■ TASK TO CARRY OUT
Lines containing the word "name" are to be located and copied.
------ PROVIDED INFORMATION
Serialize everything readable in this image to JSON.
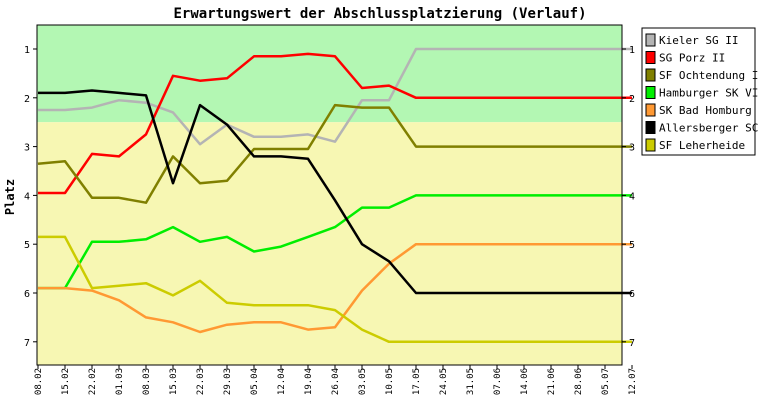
{
  "chart_data": {
    "type": "line",
    "title": "Erwartungswert der Abschlussplatzierung (Verlauf)",
    "ylabel": "Platz",
    "xlabel": "",
    "ylim": [
      1,
      7
    ],
    "y_axis_reversed": true,
    "yticks": [
      "1",
      "2",
      "3",
      "4",
      "5",
      "6",
      "7"
    ],
    "grid": false,
    "legend_position": "right",
    "background_bands": [
      {
        "from": 0.5,
        "to": 2.5,
        "color": "#b3f7b3"
      },
      {
        "from": 2.5,
        "to": 7.5,
        "color": "#f7f7b3"
      }
    ],
    "categories": [
      "08.02",
      "15.02",
      "22.02",
      "01.03",
      "08.03",
      "15.03",
      "22.03",
      "29.03",
      "05.04",
      "12.04",
      "19.04",
      "26.04",
      "03.05",
      "10.05",
      "17.05",
      "24.05",
      "31.05",
      "07.06",
      "14.06",
      "21.06",
      "28.06",
      "05.07",
      "12.07"
    ],
    "series": [
      {
        "name": "Kieler SG II",
        "color": "#b4b4b4",
        "values": [
          2.25,
          2.25,
          2.2,
          2.05,
          2.1,
          2.3,
          2.95,
          2.55,
          2.8,
          2.8,
          2.75,
          2.9,
          2.05,
          2.05,
          1.0,
          1.0,
          1.0,
          1.0,
          1.0,
          1.0,
          1.0,
          1.0,
          1.0
        ]
      },
      {
        "name": "SG Porz II",
        "color": "#ff0000",
        "values": [
          3.95,
          3.95,
          3.15,
          3.2,
          2.75,
          1.55,
          1.65,
          1.6,
          1.15,
          1.15,
          1.1,
          1.15,
          1.8,
          1.75,
          2.0,
          2.0,
          2.0,
          2.0,
          2.0,
          2.0,
          2.0,
          2.0,
          2.0
        ]
      },
      {
        "name": "SF Ochtendung I",
        "color": "#808000",
        "values": [
          3.35,
          3.3,
          4.05,
          4.05,
          4.15,
          3.2,
          3.75,
          3.7,
          3.05,
          3.05,
          3.05,
          2.15,
          2.2,
          2.2,
          3.0,
          3.0,
          3.0,
          3.0,
          3.0,
          3.0,
          3.0,
          3.0,
          3.0
        ]
      },
      {
        "name": "Hamburger SK VI",
        "color": "#00ee00",
        "values": [
          5.9,
          5.9,
          4.95,
          4.95,
          4.9,
          4.65,
          4.95,
          4.85,
          5.15,
          5.05,
          4.85,
          4.65,
          4.25,
          4.25,
          4.0,
          4.0,
          4.0,
          4.0,
          4.0,
          4.0,
          4.0,
          4.0,
          4.0
        ]
      },
      {
        "name": "SK Bad Homburg",
        "color": "#ff9933",
        "values": [
          5.9,
          5.9,
          5.95,
          6.15,
          6.5,
          6.6,
          6.8,
          6.65,
          6.6,
          6.6,
          6.75,
          6.7,
          5.95,
          5.4,
          5.0,
          5.0,
          5.0,
          5.0,
          5.0,
          5.0,
          5.0,
          5.0,
          5.0
        ]
      },
      {
        "name": "Allersberger SC",
        "color": "#000000",
        "values": [
          1.9,
          1.9,
          1.85,
          1.9,
          1.95,
          3.75,
          2.15,
          2.55,
          3.2,
          3.2,
          3.25,
          4.1,
          5.0,
          5.35,
          6.0,
          6.0,
          6.0,
          6.0,
          6.0,
          6.0,
          6.0,
          6.0,
          6.0
        ]
      },
      {
        "name": "SF Leherheide",
        "color": "#cccc00",
        "values": [
          4.85,
          4.85,
          5.9,
          5.85,
          5.8,
          6.05,
          5.75,
          6.2,
          6.25,
          6.25,
          6.25,
          6.35,
          6.75,
          7.0,
          7.0,
          7.0,
          7.0,
          7.0,
          7.0,
          7.0,
          7.0,
          7.0,
          7.0
        ]
      }
    ]
  }
}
------------
■ COMPLETE ANSWER
        "name": "Kieler SG II",
        "name": "SG Porz II",
        "name": "SF Ochtendung I",
        "name": "Hamburger SK VI",
        "name": "SK Bad Homburg",
        "name": "Allersberger SC",
        "name": "SF Leherheide",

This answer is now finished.